Given problem » Return every entry exactly as written.

Extracted data entries »

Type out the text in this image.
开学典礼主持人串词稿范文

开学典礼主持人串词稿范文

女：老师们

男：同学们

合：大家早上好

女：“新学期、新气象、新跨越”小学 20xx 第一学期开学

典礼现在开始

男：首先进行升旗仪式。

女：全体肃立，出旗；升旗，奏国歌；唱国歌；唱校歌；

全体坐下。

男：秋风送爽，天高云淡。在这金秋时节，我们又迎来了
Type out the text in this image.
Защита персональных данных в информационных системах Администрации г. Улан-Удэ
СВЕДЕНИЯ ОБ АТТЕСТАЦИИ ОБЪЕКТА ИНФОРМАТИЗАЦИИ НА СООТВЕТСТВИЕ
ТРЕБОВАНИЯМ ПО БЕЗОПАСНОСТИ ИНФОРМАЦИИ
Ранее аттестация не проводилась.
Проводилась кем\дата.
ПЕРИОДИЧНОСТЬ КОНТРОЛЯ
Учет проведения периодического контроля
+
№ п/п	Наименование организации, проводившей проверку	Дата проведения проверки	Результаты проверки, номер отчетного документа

The output »
Type out the text in this image.
开学典礼主持人串词稿范文

开学典礼主持人串词稿范文

女：老师们

男：同学们

合：大家早上好

女：“新学期、新气象、新跨越”小学 20xx 第一学期开学

典礼现在开始

男：首先进行升旗仪式。

女：全体肃立，出旗；升旗，奏国歌；唱国歌；唱校歌；

全体坐下。

男：秋风送爽，天高云淡。在这金秋时节，我们又迎来了
Type out the text in this image.
Защита персональных данных в информационных системах Администрации г. Улан-Удэ
СВЕДЕНИЯ ОБ АТТЕСТАЦИИ ОБЪЕКТА ИНФОРМАТИЗАЦИИ НА СООТВЕТСТВИЕ
ТРЕБОВАНИЯМ ПО БЕЗОПАСНОСТИ ИНФОРМАЦИИ
Ранее аттестация не проводилась.
Проводилась кем\дата.
ПЕРИОДИЧНОСТЬ КОНТРОЛЯ
Учет проведения периодического контроля
+
№ п/п	Наименование организации, проводившей проверку	Дата проведения проверки	Результаты проверки, номер отчетного документа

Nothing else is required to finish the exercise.